— START Extracted information —

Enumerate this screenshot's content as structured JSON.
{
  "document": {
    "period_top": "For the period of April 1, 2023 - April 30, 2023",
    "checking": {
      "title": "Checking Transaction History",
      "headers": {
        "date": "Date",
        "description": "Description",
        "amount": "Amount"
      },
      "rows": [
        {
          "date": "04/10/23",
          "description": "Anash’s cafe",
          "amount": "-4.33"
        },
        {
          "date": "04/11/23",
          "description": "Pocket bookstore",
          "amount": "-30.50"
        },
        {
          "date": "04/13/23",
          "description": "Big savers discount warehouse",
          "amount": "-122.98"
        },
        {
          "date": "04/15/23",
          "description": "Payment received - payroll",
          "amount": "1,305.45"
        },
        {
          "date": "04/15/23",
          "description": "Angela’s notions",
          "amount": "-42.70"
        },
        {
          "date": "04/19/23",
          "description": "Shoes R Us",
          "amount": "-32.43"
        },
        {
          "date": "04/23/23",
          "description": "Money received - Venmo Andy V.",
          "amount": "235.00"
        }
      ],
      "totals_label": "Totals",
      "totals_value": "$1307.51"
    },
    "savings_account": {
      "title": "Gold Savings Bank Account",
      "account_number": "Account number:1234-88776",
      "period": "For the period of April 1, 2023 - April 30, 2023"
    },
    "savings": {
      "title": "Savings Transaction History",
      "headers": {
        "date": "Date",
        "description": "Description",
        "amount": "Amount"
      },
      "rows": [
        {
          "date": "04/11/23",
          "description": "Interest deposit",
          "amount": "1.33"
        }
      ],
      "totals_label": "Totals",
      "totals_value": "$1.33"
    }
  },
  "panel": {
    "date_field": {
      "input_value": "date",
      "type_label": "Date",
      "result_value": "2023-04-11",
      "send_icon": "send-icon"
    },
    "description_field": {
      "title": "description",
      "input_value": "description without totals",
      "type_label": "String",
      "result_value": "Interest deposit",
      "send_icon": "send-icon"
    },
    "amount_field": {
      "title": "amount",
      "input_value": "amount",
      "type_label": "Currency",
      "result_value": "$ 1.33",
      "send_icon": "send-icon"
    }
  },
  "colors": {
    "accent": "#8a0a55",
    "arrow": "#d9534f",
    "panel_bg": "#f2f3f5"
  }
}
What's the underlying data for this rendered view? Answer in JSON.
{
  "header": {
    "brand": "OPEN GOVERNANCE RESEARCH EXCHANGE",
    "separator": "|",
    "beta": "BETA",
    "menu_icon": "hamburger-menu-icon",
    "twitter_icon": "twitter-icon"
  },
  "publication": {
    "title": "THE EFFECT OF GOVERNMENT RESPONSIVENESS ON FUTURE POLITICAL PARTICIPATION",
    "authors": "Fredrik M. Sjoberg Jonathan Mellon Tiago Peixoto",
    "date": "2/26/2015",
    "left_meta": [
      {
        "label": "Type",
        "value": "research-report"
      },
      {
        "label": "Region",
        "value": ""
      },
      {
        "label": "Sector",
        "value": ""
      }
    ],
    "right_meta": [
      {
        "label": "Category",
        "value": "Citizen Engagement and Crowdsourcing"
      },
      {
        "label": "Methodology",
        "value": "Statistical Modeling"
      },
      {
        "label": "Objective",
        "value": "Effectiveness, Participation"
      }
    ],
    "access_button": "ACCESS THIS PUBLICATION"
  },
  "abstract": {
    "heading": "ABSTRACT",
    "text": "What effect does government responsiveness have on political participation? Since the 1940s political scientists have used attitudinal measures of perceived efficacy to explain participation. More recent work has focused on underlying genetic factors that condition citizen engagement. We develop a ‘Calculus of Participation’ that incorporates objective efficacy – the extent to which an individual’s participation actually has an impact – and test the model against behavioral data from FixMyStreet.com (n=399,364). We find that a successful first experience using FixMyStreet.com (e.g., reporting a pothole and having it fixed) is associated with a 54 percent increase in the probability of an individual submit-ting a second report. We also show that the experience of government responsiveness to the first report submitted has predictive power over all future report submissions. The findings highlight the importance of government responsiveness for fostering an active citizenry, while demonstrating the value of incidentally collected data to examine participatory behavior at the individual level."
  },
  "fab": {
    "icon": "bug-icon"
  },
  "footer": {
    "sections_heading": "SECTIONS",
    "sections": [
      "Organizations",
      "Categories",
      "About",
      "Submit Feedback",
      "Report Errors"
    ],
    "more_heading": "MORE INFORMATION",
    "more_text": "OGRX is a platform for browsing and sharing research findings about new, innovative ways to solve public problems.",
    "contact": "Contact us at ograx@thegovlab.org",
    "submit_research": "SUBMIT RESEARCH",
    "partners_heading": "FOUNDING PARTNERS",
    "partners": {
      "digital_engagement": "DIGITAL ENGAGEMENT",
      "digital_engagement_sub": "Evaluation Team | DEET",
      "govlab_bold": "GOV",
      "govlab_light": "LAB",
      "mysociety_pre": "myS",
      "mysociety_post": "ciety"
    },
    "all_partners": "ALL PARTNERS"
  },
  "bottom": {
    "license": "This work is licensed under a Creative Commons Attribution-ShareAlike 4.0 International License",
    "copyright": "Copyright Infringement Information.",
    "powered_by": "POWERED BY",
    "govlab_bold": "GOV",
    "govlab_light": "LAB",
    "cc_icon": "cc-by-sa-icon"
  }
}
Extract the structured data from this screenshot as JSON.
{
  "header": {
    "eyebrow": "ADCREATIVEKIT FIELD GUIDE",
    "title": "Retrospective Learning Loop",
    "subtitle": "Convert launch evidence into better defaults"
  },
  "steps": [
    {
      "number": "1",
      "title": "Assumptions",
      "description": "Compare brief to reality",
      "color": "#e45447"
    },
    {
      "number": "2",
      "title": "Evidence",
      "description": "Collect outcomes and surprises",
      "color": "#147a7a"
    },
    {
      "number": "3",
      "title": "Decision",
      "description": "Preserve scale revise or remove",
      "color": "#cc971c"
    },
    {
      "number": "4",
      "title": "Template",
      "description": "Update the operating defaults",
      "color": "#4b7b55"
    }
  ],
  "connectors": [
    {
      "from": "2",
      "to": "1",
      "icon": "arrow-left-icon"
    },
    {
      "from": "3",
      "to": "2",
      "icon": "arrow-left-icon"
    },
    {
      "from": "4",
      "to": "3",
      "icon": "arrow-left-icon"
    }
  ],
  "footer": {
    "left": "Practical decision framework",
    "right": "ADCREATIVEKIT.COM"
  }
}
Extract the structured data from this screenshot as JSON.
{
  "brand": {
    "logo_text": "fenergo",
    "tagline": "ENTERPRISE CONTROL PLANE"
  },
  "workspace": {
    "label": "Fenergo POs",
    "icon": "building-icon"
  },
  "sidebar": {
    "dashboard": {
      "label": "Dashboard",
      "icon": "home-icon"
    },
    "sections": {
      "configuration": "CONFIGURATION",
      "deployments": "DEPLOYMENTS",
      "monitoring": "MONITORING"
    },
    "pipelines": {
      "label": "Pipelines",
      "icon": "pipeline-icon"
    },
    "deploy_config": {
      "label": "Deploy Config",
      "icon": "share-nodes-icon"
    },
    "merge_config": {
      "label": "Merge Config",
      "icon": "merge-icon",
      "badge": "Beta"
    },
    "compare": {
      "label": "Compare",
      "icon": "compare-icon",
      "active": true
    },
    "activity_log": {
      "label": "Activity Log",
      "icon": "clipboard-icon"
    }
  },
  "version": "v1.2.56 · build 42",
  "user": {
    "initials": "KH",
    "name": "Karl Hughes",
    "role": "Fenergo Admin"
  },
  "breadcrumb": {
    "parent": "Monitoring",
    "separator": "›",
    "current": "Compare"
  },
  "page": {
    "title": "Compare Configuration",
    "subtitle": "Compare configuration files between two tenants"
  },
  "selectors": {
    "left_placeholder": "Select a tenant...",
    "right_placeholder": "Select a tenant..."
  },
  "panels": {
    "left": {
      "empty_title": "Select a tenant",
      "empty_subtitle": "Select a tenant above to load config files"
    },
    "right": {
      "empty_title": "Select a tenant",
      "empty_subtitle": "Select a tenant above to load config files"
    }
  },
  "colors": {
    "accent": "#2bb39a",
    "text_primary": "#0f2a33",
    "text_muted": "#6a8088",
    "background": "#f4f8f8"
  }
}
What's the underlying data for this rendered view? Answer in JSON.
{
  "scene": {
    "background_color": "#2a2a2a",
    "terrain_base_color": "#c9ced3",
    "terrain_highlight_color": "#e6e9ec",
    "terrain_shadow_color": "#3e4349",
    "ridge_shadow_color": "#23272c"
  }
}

— END Extracted information —

-- Exercise --
Tally the lines in the listing that hold "received" and report the number alone.

-- Solution --
2